(Structured figure records)
========================

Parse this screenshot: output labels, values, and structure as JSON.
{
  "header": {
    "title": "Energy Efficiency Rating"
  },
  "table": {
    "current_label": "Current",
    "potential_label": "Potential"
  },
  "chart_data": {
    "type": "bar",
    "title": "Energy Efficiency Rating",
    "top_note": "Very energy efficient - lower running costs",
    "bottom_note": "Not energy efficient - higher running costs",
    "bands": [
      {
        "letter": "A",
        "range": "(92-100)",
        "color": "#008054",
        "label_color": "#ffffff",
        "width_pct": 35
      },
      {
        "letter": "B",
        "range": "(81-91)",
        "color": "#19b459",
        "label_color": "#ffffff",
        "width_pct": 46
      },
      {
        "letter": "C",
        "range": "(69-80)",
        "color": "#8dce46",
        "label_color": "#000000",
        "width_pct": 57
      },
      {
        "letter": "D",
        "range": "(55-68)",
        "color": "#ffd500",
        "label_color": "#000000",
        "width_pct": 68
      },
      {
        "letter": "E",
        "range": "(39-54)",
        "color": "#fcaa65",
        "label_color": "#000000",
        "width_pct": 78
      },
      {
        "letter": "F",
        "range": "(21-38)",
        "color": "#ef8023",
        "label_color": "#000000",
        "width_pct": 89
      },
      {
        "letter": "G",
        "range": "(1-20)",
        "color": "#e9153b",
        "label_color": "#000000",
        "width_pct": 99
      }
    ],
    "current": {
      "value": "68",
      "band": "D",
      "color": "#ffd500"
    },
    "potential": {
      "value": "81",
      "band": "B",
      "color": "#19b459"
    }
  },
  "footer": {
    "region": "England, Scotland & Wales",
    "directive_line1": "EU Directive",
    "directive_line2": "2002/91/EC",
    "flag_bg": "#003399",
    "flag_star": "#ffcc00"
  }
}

========================

> _SHORT EXERCISE_
Reproduce every entry shown above, precisely as it stands.

> _EXERCISE ANSWER_
Parse this screenshot: output labels, values, and structure as JSON.
{
  "header": {
    "title": "Energy Efficiency Rating"
  },
  "table": {
    "current_label": "Current",
    "potential_label": "Potential"
  },
  "chart_data": {
    "type": "bar",
    "title": "Energy Efficiency Rating",
    "top_note": "Very energy efficient - lower running costs",
    "bottom_note": "Not energy efficient - higher running costs",
    "bands": [
      {
        "letter": "A",
        "range": "(92-100)",
        "color": "#008054",
        "label_color": "#ffffff",
        "width_pct": 35
      },
      {
        "letter": "B",
        "range": "(81-91)",
        "color": "#19b459",
        "label_color": "#ffffff",
        "width_pct": 46
      },
      {
        "letter": "C",
        "range": "(69-80)",
        "color": "#8dce46",
        "label_color": "#000000",
        "width_pct": 57
      },
      {
        "letter": "D",
        "range": "(55-68)",
        "color": "#ffd500",
        "label_color": "#000000",
        "width_pct": 68
      },
      {
        "letter": "E",
        "range": "(39-54)",
        "color": "#fcaa65",
        "label_color": "#000000",
        "width_pct": 78
      },
      {
        "letter": "F",
        "range": "(21-38)",
        "color": "#ef8023",
        "label_color": "#000000",
        "width_pct": 89
      },
      {
        "letter": "G",
        "range": "(1-20)",
        "color": "#e9153b",
        "label_color": "#000000",
        "width_pct": 99
      }
    ],
    "current": {
      "value": "68",
      "band": "D",
      "color": "#ffd500"
    },
    "potential": {
      "value": "81",
      "band": "B",
      "color": "#19b459"
    }
  },
  "footer": {
    "region": "England, Scotland & Wales",
    "directive_line1": "EU Directive",
    "directive_line2": "2002/91/EC",
    "flag_bg": "#003399",
    "flag_star": "#ffcc00"
  }
}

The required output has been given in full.